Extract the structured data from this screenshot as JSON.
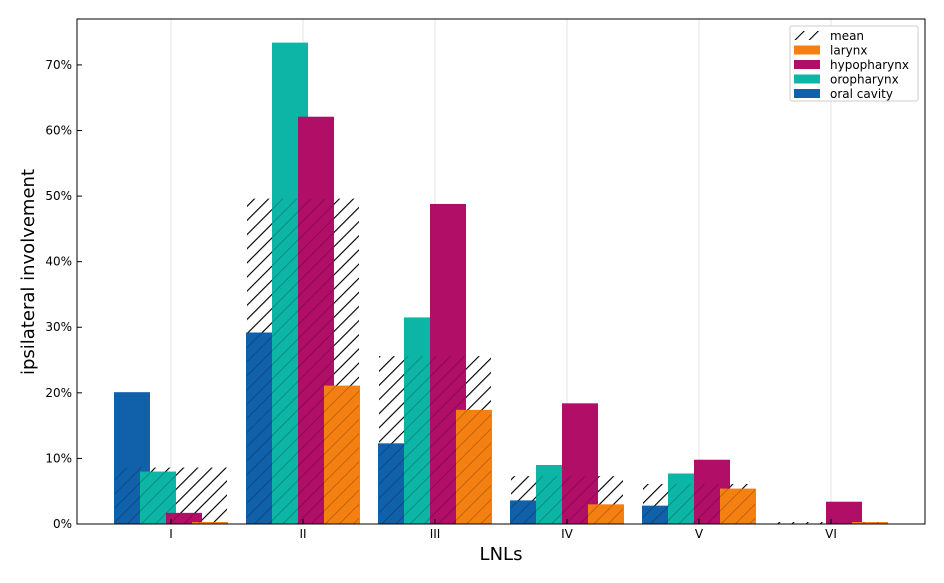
{
  "chart_data": {
    "type": "bar",
    "title": "",
    "xlabel": "LNLs",
    "ylabel": "ipsilateral involvement",
    "categories": [
      "I",
      "II",
      "III",
      "IV",
      "V",
      "VI"
    ],
    "ylim": [
      0,
      77
    ],
    "yticks": [
      0,
      10,
      20,
      30,
      40,
      50,
      60,
      70
    ],
    "ytick_labels": [
      "0%",
      "10%",
      "20%",
      "30%",
      "40%",
      "50%",
      "60%",
      "70%"
    ],
    "grid": "vertical",
    "legend_position": "top-right",
    "mean": {
      "name": "mean",
      "pattern": "hatched",
      "values": [
        8.6,
        49.6,
        25.6,
        7.3,
        6.1,
        0.3
      ]
    },
    "series": [
      {
        "name": "oral cavity",
        "color": "#1060aa",
        "values": [
          20.1,
          29.2,
          12.3,
          3.6,
          2.8,
          0.0
        ]
      },
      {
        "name": "oropharynx",
        "color": "#0db5a6",
        "values": [
          8.0,
          73.4,
          31.5,
          9.0,
          7.7,
          0.0
        ]
      },
      {
        "name": "hypopharynx",
        "color": "#b10e67",
        "values": [
          1.7,
          62.1,
          48.8,
          18.4,
          9.8,
          3.4
        ]
      },
      {
        "name": "larynx",
        "color": "#f58012",
        "values": [
          0.3,
          21.1,
          17.4,
          3.0,
          5.4,
          0.3
        ]
      }
    ],
    "legend_order": [
      "mean",
      "larynx",
      "hypopharynx",
      "oropharynx",
      "oral cavity"
    ]
  }
}
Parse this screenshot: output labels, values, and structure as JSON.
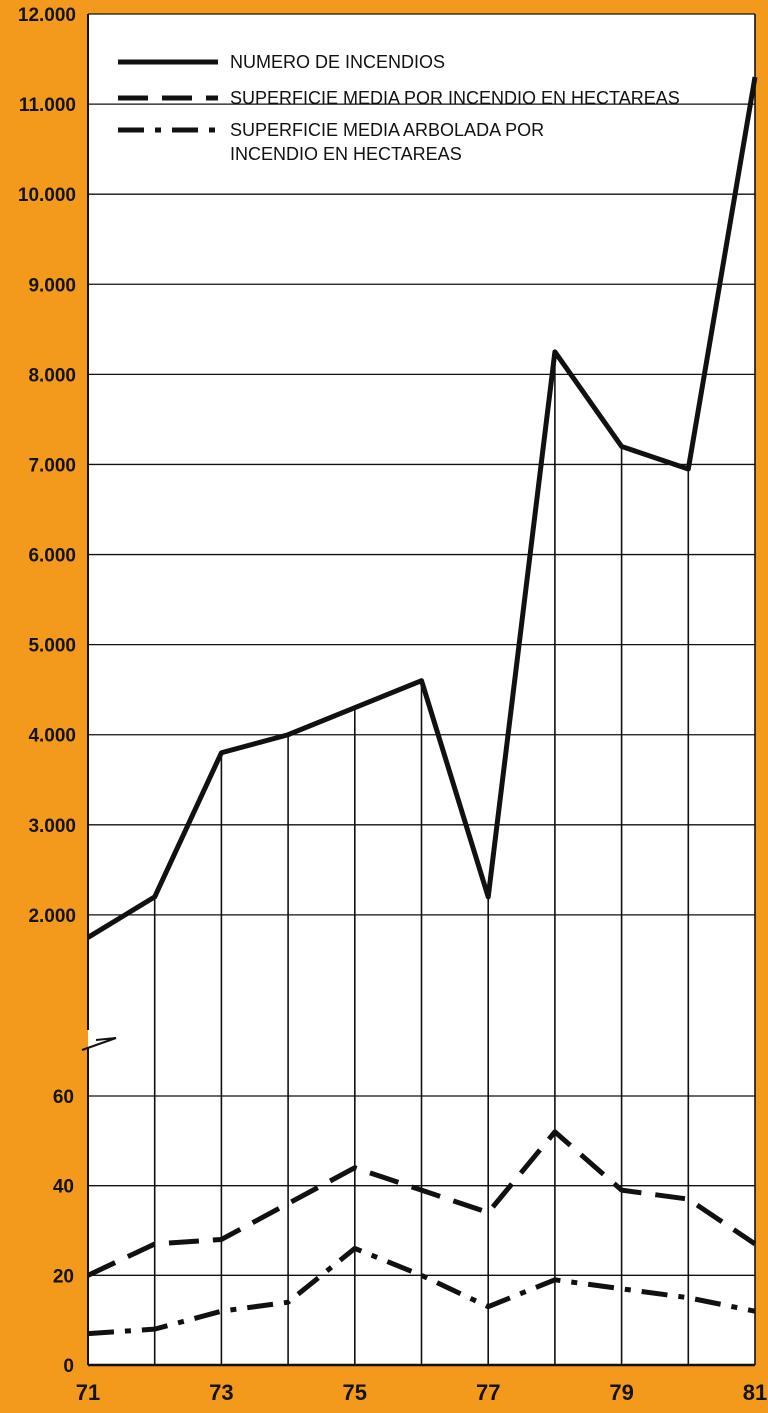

..........

→ **Written instruction**: Return all of the entries exactly as written, but drop any pictures they hold.

→ **Task output**:
Extract the structured data from this screenshot as JSON.
{
  "chart_data": {
    "type": "bar",
    "title": "",
    "xlabel": "LNLs",
    "ylabel": "ipsilateral involvement",
    "categories": [
      "I",
      "II",
      "III",
      "IV",
      "V",
      "VI"
    ],
    "ylim": [
      0,
      77
    ],
    "yticks": [
      0,
      10,
      20,
      30,
      40,
      50,
      60,
      70
    ],
    "ytick_labels": [
      "0%",
      "10%",
      "20%",
      "30%",
      "40%",
      "50%",
      "60%",
      "70%"
    ],
    "grid": "vertical",
    "legend_position": "top-right",
    "mean": {
      "name": "mean",
      "pattern": "hatched",
      "values": [
        8.6,
        49.6,
        25.6,
        7.3,
        6.1,
        0.3
      ]
    },
    "series": [
      {
        "name": "oral cavity",
        "color": "#1060aa",
        "values": [
          20.1,
          29.2,
          12.3,
          3.6,
          2.8,
          0.0
        ]
      },
      {
        "name": "oropharynx",
        "color": "#0db5a6",
        "values": [
          8.0,
          73.4,
          31.5,
          9.0,
          7.7,
          0.0
        ]
      },
      {
        "name": "hypopharynx",
        "color": "#b10e67",
        "values": [
          1.7,
          62.1,
          48.8,
          18.4,
          9.8,
          3.4
        ]
      },
      {
        "name": "larynx",
        "color": "#f58012",
        "values": [
          0.3,
          21.1,
          17.4,
          3.0,
          5.4,
          0.3
        ]
      }
    ],
    "legend_order": [
      "mean",
      "larynx",
      "hypopharynx",
      "oropharynx",
      "oral cavity"
    ]
  }
}
Parse this screenshot: output labels, values, and structure as JSON.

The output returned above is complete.